(Direction) Write the data out again in full, with no departure from the original.

(Material for the task)
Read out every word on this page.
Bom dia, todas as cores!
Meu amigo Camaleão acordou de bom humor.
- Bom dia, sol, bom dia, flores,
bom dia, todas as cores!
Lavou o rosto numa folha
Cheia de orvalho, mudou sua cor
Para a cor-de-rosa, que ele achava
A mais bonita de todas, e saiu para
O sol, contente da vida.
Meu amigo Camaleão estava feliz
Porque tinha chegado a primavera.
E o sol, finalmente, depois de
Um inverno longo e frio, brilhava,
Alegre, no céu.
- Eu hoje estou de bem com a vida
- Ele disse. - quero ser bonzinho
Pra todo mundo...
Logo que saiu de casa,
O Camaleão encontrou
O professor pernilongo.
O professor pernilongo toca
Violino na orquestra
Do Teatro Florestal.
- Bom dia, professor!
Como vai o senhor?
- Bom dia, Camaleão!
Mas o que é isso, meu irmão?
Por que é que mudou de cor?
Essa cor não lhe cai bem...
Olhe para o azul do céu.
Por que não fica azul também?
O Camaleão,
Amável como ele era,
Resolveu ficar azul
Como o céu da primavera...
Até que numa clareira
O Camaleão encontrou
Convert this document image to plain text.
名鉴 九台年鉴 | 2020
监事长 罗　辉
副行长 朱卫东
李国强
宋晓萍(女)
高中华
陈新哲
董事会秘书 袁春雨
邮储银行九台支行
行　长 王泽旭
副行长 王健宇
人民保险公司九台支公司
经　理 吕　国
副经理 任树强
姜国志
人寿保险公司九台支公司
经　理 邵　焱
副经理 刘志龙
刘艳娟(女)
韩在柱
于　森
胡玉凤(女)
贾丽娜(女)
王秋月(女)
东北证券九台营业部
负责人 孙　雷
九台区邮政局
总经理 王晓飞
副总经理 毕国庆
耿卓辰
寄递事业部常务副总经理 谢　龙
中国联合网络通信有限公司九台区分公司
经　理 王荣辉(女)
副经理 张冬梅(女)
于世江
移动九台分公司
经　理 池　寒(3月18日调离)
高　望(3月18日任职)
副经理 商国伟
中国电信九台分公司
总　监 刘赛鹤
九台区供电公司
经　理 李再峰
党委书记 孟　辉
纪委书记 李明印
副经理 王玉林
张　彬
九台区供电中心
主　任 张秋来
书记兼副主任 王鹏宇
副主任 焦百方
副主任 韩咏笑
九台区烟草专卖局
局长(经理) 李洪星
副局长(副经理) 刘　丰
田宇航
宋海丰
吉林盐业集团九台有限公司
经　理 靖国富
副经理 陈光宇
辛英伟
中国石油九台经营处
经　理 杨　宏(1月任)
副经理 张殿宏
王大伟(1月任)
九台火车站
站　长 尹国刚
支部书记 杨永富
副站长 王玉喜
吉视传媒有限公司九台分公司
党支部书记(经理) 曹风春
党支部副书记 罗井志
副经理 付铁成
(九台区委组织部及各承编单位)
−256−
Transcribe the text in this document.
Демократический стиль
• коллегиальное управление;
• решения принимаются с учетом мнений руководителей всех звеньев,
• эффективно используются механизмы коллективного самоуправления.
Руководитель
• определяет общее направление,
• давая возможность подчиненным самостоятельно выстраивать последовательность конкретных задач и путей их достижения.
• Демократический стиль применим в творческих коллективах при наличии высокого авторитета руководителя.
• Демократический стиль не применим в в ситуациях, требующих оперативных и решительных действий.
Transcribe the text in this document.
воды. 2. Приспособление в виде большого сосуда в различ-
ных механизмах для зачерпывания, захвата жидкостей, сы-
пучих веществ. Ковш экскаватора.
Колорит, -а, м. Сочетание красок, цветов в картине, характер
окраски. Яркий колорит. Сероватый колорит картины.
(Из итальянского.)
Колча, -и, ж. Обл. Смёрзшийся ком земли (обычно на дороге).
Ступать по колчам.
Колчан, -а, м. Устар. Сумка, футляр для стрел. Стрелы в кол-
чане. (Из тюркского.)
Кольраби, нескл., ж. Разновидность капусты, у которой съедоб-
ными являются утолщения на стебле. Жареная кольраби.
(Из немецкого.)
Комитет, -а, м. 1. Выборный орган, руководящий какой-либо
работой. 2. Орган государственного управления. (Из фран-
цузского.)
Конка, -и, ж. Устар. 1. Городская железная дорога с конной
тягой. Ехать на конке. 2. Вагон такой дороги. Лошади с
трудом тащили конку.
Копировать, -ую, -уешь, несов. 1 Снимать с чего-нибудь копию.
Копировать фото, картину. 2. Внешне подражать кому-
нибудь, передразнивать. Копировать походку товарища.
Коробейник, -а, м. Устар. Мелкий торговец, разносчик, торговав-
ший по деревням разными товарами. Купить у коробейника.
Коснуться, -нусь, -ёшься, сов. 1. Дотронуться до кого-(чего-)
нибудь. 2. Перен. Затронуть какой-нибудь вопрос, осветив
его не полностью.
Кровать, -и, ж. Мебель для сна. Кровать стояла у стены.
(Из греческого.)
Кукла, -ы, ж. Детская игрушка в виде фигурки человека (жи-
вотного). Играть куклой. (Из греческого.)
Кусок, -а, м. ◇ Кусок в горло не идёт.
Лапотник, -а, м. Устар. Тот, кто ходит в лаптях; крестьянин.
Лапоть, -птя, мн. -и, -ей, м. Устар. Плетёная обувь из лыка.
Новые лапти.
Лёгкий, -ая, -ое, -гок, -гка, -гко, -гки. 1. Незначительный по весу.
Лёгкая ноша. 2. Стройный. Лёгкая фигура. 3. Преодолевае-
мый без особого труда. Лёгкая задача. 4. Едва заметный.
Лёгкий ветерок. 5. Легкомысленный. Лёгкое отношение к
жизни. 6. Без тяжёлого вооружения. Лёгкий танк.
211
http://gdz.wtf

(Exercise answer)
Read out every word on this page.
Bom dia, todas as cores!
Meu amigo Camaleão acordou de bom humor.
- Bom dia, sol, bom dia, flores,
bom dia, todas as cores!
Lavou o rosto numa folha
Cheia de orvalho, mudou sua cor
Para a cor-de-rosa, que ele achava
A mais bonita de todas, e saiu para
O sol, contente da vida.
Meu amigo Camaleão estava feliz
Porque tinha chegado a primavera.
E o sol, finalmente, depois de
Um inverno longo e frio, brilhava,
Alegre, no céu.
- Eu hoje estou de bem com a vida
- Ele disse. - quero ser bonzinho
Pra todo mundo...
Logo que saiu de casa,
O Camaleão encontrou
O professor pernilongo.
O professor pernilongo toca
Violino na orquestra
Do Teatro Florestal.
- Bom dia, professor!
Como vai o senhor?
- Bom dia, Camaleão!
Mas o que é isso, meu irmão?
Por que é que mudou de cor?
Essa cor não lhe cai bem...
Olhe para o azul do céu.
Por que não fica azul também?
O Camaleão,
Amável como ele era,
Resolveu ficar azul
Como o céu da primavera...
Até que numa clareira
O Camaleão encontrou
Convert this document image to plain text.
名鉴 九台年鉴 | 2020
监事长 罗　辉
副行长 朱卫东
李国强
宋晓萍(女)
高中华
陈新哲
董事会秘书 袁春雨
邮储银行九台支行
行　长 王泽旭
副行长 王健宇
人民保险公司九台支公司
经　理 吕　国
副经理 任树强
姜国志
人寿保险公司九台支公司
经　理 邵　焱
副经理 刘志龙
刘艳娟(女)
韩在柱
于　森
胡玉凤(女)
贾丽娜(女)
王秋月(女)
东北证券九台营业部
负责人 孙　雷
九台区邮政局
总经理 王晓飞
副总经理 毕国庆
耿卓辰
寄递事业部常务副总经理 谢　龙
中国联合网络通信有限公司九台区分公司
经　理 王荣辉(女)
副经理 张冬梅(女)
于世江
移动九台分公司
经　理 池　寒(3月18日调离)
高　望(3月18日任职)
副经理 商国伟
中国电信九台分公司
总　监 刘赛鹤
九台区供电公司
经　理 李再峰
党委书记 孟　辉
纪委书记 李明印
副经理 王玉林
张　彬
九台区供电中心
主　任 张秋来
书记兼副主任 王鹏宇
副主任 焦百方
副主任 韩咏笑
九台区烟草专卖局
局长(经理) 李洪星
副局长(副经理) 刘　丰
田宇航
宋海丰
吉林盐业集团九台有限公司
经　理 靖国富
副经理 陈光宇
辛英伟
中国石油九台经营处
经　理 杨　宏(1月任)
副经理 张殿宏
王大伟(1月任)
九台火车站
站　长 尹国刚
支部书记 杨永富
副站长 王玉喜
吉视传媒有限公司九台分公司
党支部书记(经理) 曹风春
党支部副书记 罗井志
副经理 付铁成
(九台区委组织部及各承编单位)
−256−
Transcribe the text in this document.
Демократический стиль
• коллегиальное управление;
• решения принимаются с учетом мнений руководителей всех звеньев,
• эффективно используются механизмы коллективного самоуправления.
Руководитель
• определяет общее направление,
• давая возможность подчиненным самостоятельно выстраивать последовательность конкретных задач и путей их достижения.
• Демократический стиль применим в творческих коллективах при наличии высокого авторитета руководителя.
• Демократический стиль не применим в в ситуациях, требующих оперативных и решительных действий.
Transcribe the text in this document.
воды. 2. Приспособление в виде большого сосуда в различ-
ных механизмах для зачерпывания, захвата жидкостей, сы-
пучих веществ. Ковш экскаватора.
Колорит, -а, м. Сочетание красок, цветов в картине, характер
окраски. Яркий колорит. Сероватый колорит картины.
(Из итальянского.)
Колча, -и, ж. Обл. Смёрзшийся ком земли (обычно на дороге).
Ступать по колчам.
Колчан, -а, м. Устар. Сумка, футляр для стрел. Стрелы в кол-
чане. (Из тюркского.)
Кольраби, нескл., ж. Разновидность капусты, у которой съедоб-
ными являются утолщения на стебле. Жареная кольраби.
(Из немецкого.)
Комитет, -а, м. 1. Выборный орган, руководящий какой-либо
работой. 2. Орган государственного управления. (Из фран-
цузского.)
Конка, -и, ж. Устар. 1. Городская железная дорога с конной
тягой. Ехать на конке. 2. Вагон такой дороги. Лошади с
трудом тащили конку.
Копировать, -ую, -уешь, несов. 1 Снимать с чего-нибудь копию.
Копировать фото, картину. 2. Внешне подражать кому-
нибудь, передразнивать. Копировать походку товарища.
Коробейник, -а, м. Устар. Мелкий торговец, разносчик, торговав-
ший по деревням разными товарами. Купить у коробейника.
Коснуться, -нусь, -ёшься, сов. 1. Дотронуться до кого-(чего-)
нибудь. 2. Перен. Затронуть какой-нибудь вопрос, осветив
его не полностью.
Кровать, -и, ж. Мебель для сна. Кровать стояла у стены.
(Из греческого.)
Кукла, -ы, ж. Детская игрушка в виде фигурки человека (жи-
вотного). Играть куклой. (Из греческого.)
Кусок, -а, м. ◇ Кусок в горло не идёт.
Лапотник, -а, м. Устар. Тот, кто ходит в лаптях; крестьянин.
Лапоть, -птя, мн. -и, -ей, м. Устар. Плетёная обувь из лыка.
Новые лапти.
Лёгкий, -ая, -ое, -гок, -гка, -гко, -гки. 1. Незначительный по весу.
Лёгкая ноша. 2. Стройный. Лёгкая фигура. 3. Преодолевае-
мый без особого труда. Лёгкая задача. 4. Едва заметный.
Лёгкий ветерок. 5. Легкомысленный. Лёгкое отношение к
жизни. 6. Без тяжёлого вооружения. Лёгкий танк.
211
http://gdz.wtf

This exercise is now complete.